-- STATED TASK --
Look through the material below. Copy every line with the string "kursy" in it.

-- INFORMATION PROVIDED --

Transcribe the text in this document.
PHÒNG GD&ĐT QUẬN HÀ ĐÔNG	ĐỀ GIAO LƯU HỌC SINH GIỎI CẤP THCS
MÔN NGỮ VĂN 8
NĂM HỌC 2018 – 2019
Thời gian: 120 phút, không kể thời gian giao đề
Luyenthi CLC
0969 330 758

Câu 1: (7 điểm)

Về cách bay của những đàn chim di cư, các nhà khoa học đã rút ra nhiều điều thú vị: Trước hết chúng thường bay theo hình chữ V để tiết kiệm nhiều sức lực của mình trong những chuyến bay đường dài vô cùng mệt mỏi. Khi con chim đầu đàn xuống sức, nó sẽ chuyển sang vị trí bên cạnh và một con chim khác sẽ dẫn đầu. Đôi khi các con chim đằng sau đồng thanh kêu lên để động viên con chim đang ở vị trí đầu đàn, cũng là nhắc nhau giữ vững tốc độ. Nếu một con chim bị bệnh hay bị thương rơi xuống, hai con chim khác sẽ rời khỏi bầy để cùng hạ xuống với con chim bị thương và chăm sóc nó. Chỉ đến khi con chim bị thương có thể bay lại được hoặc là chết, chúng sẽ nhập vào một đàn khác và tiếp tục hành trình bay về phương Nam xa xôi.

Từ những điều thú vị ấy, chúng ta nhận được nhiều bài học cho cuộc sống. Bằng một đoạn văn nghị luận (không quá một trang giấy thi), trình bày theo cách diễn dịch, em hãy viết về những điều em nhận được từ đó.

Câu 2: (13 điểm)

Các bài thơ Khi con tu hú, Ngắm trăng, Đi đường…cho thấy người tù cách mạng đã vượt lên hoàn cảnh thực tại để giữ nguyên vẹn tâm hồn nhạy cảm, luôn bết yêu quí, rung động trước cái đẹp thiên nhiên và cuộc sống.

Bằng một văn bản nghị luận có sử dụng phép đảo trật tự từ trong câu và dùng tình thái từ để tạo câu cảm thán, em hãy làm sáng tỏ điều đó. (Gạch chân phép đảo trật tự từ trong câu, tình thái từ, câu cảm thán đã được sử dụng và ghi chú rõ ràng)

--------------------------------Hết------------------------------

---

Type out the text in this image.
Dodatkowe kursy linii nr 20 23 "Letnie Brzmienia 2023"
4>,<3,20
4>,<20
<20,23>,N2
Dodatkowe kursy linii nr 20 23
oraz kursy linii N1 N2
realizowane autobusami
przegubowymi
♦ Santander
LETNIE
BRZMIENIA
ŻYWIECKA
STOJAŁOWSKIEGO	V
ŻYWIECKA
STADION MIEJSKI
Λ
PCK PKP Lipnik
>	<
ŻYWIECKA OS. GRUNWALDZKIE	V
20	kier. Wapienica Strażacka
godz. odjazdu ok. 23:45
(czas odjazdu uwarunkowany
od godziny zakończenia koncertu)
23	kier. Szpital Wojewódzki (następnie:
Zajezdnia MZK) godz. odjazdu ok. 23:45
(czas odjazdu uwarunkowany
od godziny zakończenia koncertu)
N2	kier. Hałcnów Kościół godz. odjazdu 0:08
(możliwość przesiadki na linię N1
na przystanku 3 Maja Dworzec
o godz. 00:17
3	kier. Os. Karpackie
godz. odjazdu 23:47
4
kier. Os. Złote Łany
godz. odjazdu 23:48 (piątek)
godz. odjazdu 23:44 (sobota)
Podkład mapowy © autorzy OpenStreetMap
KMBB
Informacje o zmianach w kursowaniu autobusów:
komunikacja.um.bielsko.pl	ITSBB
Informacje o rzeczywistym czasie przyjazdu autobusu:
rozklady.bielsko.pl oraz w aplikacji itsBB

==

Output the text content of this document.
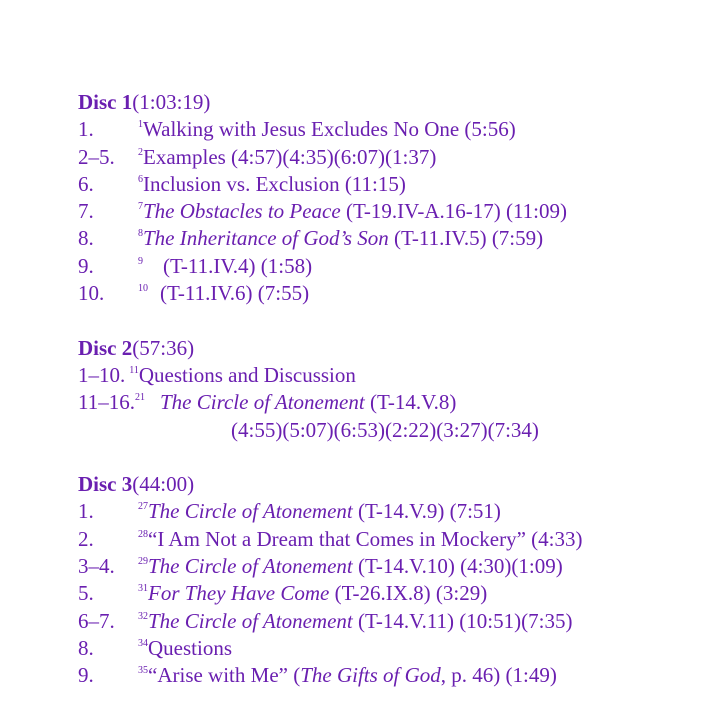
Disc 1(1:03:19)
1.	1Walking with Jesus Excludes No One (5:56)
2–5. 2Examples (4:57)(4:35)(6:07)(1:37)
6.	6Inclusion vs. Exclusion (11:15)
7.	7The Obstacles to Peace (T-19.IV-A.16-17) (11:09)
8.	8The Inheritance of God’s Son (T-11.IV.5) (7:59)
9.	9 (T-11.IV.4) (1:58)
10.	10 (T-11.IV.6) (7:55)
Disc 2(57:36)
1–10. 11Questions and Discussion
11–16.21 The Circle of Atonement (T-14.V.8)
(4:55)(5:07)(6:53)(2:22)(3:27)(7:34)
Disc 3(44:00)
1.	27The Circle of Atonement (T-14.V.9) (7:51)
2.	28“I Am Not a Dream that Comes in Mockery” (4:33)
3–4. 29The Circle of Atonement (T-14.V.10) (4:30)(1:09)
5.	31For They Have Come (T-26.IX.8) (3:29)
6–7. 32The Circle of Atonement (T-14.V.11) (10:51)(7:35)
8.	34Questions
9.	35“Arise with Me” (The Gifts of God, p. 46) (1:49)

-- REPLY TO THE EXERCISE --
Dodatkowe kursy linii nr 20 23 "Letnie Brzmienia 2023"
Dodatkowe kursy linii nr 20 23
oraz kursy linii N1 N2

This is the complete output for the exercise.